Figure content listings:
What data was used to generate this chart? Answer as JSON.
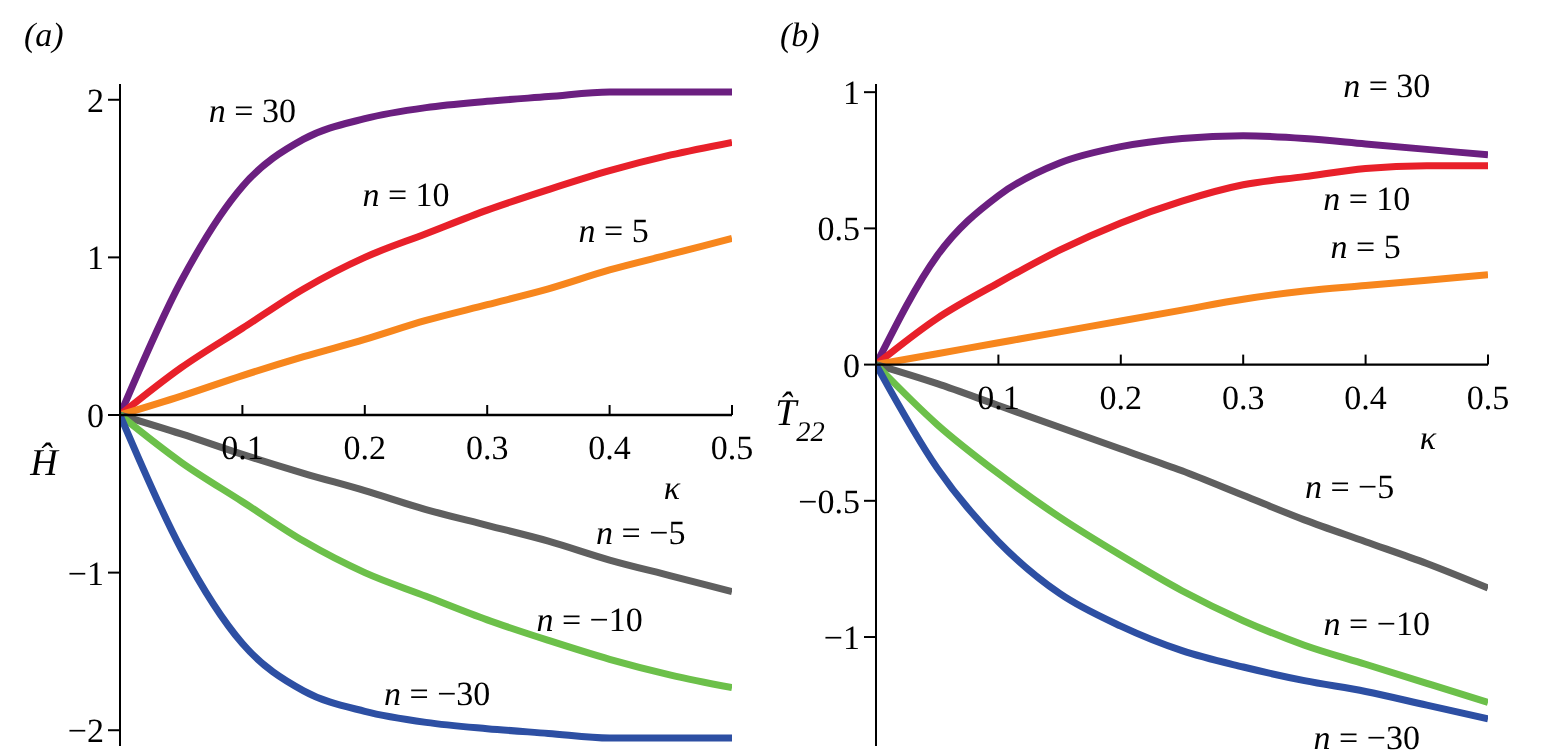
{
  "chart_data": [
    {
      "type": "line",
      "title": "(a)",
      "xlabel": "κ",
      "ylabel": "Ĥ",
      "x": [
        0,
        0.05,
        0.1,
        0.15,
        0.2,
        0.25,
        0.3,
        0.35,
        0.4,
        0.45,
        0.5
      ],
      "xlim": [
        0,
        0.5
      ],
      "xticks": [
        0.1,
        0.2,
        0.3,
        0.4,
        0.5
      ],
      "ylim": [
        -2.1,
        2.1
      ],
      "yticks": [
        {
          "value": -2,
          "label": "−2"
        },
        {
          "value": -1,
          "label": "−1"
        },
        0,
        1,
        2
      ],
      "marker": "none",
      "line_style": "solid",
      "series": [
        {
          "name": "n = 30",
          "color": "#6b1f80",
          "values": [
            0,
            0.85,
            1.45,
            1.75,
            1.88,
            1.95,
            1.99,
            2.02,
            2.05,
            2.05,
            2.05
          ]
        },
        {
          "name": "n = 10",
          "color": "#e8202a",
          "values": [
            0,
            0.3,
            0.55,
            0.8,
            1.0,
            1.15,
            1.3,
            1.43,
            1.55,
            1.65,
            1.73
          ]
        },
        {
          "name": "n = 5",
          "color": "#f7861d",
          "values": [
            0,
            0.12,
            0.25,
            0.37,
            0.48,
            0.6,
            0.7,
            0.8,
            0.92,
            1.02,
            1.12
          ]
        },
        {
          "name": "n = −5",
          "color": "#5f5f5f",
          "values": [
            0,
            -0.12,
            -0.25,
            -0.37,
            -0.48,
            -0.6,
            -0.7,
            -0.8,
            -0.92,
            -1.02,
            -1.12
          ]
        },
        {
          "name": "n = −10",
          "color": "#6cc04a",
          "values": [
            0,
            -0.3,
            -0.55,
            -0.8,
            -1.0,
            -1.15,
            -1.3,
            -1.43,
            -1.55,
            -1.65,
            -1.73
          ]
        },
        {
          "name": "n = −30",
          "color": "#2d4fa3",
          "values": [
            0,
            -0.85,
            -1.45,
            -1.75,
            -1.88,
            -1.95,
            -1.99,
            -2.02,
            -2.05,
            -2.05,
            -2.05
          ]
        }
      ]
    },
    {
      "type": "line",
      "title": "(b)",
      "xlabel": "κ",
      "ylabel": "T̂$_{22}$",
      "x": [
        0,
        0.05,
        0.1,
        0.15,
        0.2,
        0.25,
        0.3,
        0.35,
        0.4,
        0.45,
        0.5
      ],
      "xlim": [
        0,
        0.5
      ],
      "xticks": [
        0.1,
        0.2,
        0.3,
        0.4,
        0.5
      ],
      "ylim": [
        -1.4,
        1.03
      ],
      "yticks": [
        {
          "value": -1,
          "label": "−1"
        },
        {
          "value": -0.5,
          "label": "−0.5"
        },
        0,
        0.5,
        1
      ],
      "marker": "none",
      "line_style": "solid",
      "series": [
        {
          "name": "n = 30",
          "color": "#6b1f80",
          "values": [
            0,
            0.4,
            0.62,
            0.74,
            0.8,
            0.83,
            0.84,
            0.83,
            0.81,
            0.79,
            0.77
          ]
        },
        {
          "name": "n = 10",
          "color": "#e8202a",
          "values": [
            0,
            0.17,
            0.3,
            0.42,
            0.52,
            0.6,
            0.66,
            0.69,
            0.72,
            0.73,
            0.73
          ]
        },
        {
          "name": "n = 5",
          "color": "#f7861d",
          "values": [
            0,
            0.04,
            0.08,
            0.12,
            0.16,
            0.2,
            0.24,
            0.27,
            0.29,
            0.31,
            0.33
          ]
        },
        {
          "name": "n = −5",
          "color": "#5f5f5f",
          "values": [
            0,
            -0.07,
            -0.15,
            -0.23,
            -0.31,
            -0.39,
            -0.48,
            -0.57,
            -0.65,
            -0.73,
            -0.82
          ]
        },
        {
          "name": "n = −10",
          "color": "#6cc04a",
          "values": [
            0,
            -0.22,
            -0.4,
            -0.56,
            -0.7,
            -0.83,
            -0.94,
            -1.03,
            -1.1,
            -1.17,
            -1.24
          ]
        },
        {
          "name": "n = −30",
          "color": "#2d4fa3",
          "values": [
            0,
            -0.38,
            -0.65,
            -0.84,
            -0.96,
            -1.05,
            -1.11,
            -1.16,
            -1.2,
            -1.25,
            -1.3
          ]
        }
      ]
    }
  ]
}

What to work on —
Quote the records in their entirety, keeping the wording exact and excluding pictures.

Expected answer —
What data was used to generate this chart? Answer as JSON.
{
  "chart_data": [
    {
      "type": "line",
      "title": "(a)",
      "xlabel": "κ",
      "ylabel": "Ĥ",
      "x": [
        0,
        0.05,
        0.1,
        0.15,
        0.2,
        0.25,
        0.3,
        0.35,
        0.4,
        0.45,
        0.5
      ],
      "xlim": [
        0,
        0.5
      ],
      "xticks": [
        0.1,
        0.2,
        0.3,
        0.4,
        0.5
      ],
      "ylim": [
        -2.1,
        2.1
      ],
      "yticks": [
        {
          "value": -2,
          "label": "−2"
        },
        {
          "value": -1,
          "label": "−1"
        },
        0,
        1,
        2
      ],
      "marker": "none",
      "line_style": "solid",
      "series": [
        {
          "name": "n = 30",
          "color": "#6b1f80",
          "values": [
            0,
            0.85,
            1.45,
            1.75,
            1.88,
            1.95,
            1.99,
            2.02,
            2.05,
            2.05,
            2.05
          ]
        },
        {
          "name": "n = 10",
          "color": "#e8202a",
          "values": [
            0,
            0.3,
            0.55,
            0.8,
            1.0,
            1.15,
            1.3,
            1.43,
            1.55,
            1.65,
            1.73
          ]
        },
        {
          "name": "n = 5",
          "color": "#f7861d",
          "values": [
            0,
            0.12,
            0.25,
            0.37,
            0.48,
            0.6,
            0.7,
            0.8,
            0.92,
            1.02,
            1.12
          ]
        },
        {
          "name": "n = −5",
          "color": "#5f5f5f",
          "values": [
            0,
            -0.12,
            -0.25,
            -0.37,
            -0.48,
            -0.6,
            -0.7,
            -0.8,
            -0.92,
            -1.02,
            -1.12
          ]
        },
        {
          "name": "n = −10",
          "color": "#6cc04a",
          "values": [
            0,
            -0.3,
            -0.55,
            -0.8,
            -1.0,
            -1.15,
            -1.3,
            -1.43,
            -1.55,
            -1.65,
            -1.73
          ]
        },
        {
          "name": "n = −30",
          "color": "#2d4fa3",
          "values": [
            0,
            -0.85,
            -1.45,
            -1.75,
            -1.88,
            -1.95,
            -1.99,
            -2.02,
            -2.05,
            -2.05,
            -2.05
          ]
        }
      ]
    },
    {
      "type": "line",
      "title": "(b)",
      "xlabel": "κ",
      "ylabel": "T̂$_{22}$",
      "x": [
        0,
        0.05,
        0.1,
        0.15,
        0.2,
        0.25,
        0.3,
        0.35,
        0.4,
        0.45,
        0.5
      ],
      "xlim": [
        0,
        0.5
      ],
      "xticks": [
        0.1,
        0.2,
        0.3,
        0.4,
        0.5
      ],
      "ylim": [
        -1.4,
        1.03
      ],
      "yticks": [
        {
          "value": -1,
          "label": "−1"
        },
        {
          "value": -0.5,
          "label": "−0.5"
        },
        0,
        0.5,
        1
      ],
      "marker": "none",
      "line_style": "solid",
      "series": [
        {
          "name": "n = 30",
          "color": "#6b1f80",
          "values": [
            0,
            0.4,
            0.62,
            0.74,
            0.8,
            0.83,
            0.84,
            0.83,
            0.81,
            0.79,
            0.77
          ]
        },
        {
          "name": "n = 10",
          "color": "#e8202a",
          "values": [
            0,
            0.17,
            0.3,
            0.42,
            0.52,
            0.6,
            0.66,
            0.69,
            0.72,
            0.73,
            0.73
          ]
        },
        {
          "name": "n = 5",
          "color": "#f7861d",
          "values": [
            0,
            0.04,
            0.08,
            0.12,
            0.16,
            0.2,
            0.24,
            0.27,
            0.29,
            0.31,
            0.33
          ]
        },
        {
          "name": "n = −5",
          "color": "#5f5f5f",
          "values": [
            0,
            -0.07,
            -0.15,
            -0.23,
            -0.31,
            -0.39,
            -0.48,
            -0.57,
            -0.65,
            -0.73,
            -0.82
          ]
        },
        {
          "name": "n = −10",
          "color": "#6cc04a",
          "values": [
            0,
            -0.22,
            -0.4,
            -0.56,
            -0.7,
            -0.83,
            -0.94,
            -1.03,
            -1.1,
            -1.17,
            -1.24
          ]
        },
        {
          "name": "n = −30",
          "color": "#2d4fa3",
          "values": [
            0,
            -0.38,
            -0.65,
            -0.84,
            -0.96,
            -1.05,
            -1.11,
            -1.16,
            -1.2,
            -1.25,
            -1.3
          ]
        }
      ]
    }
  ]
}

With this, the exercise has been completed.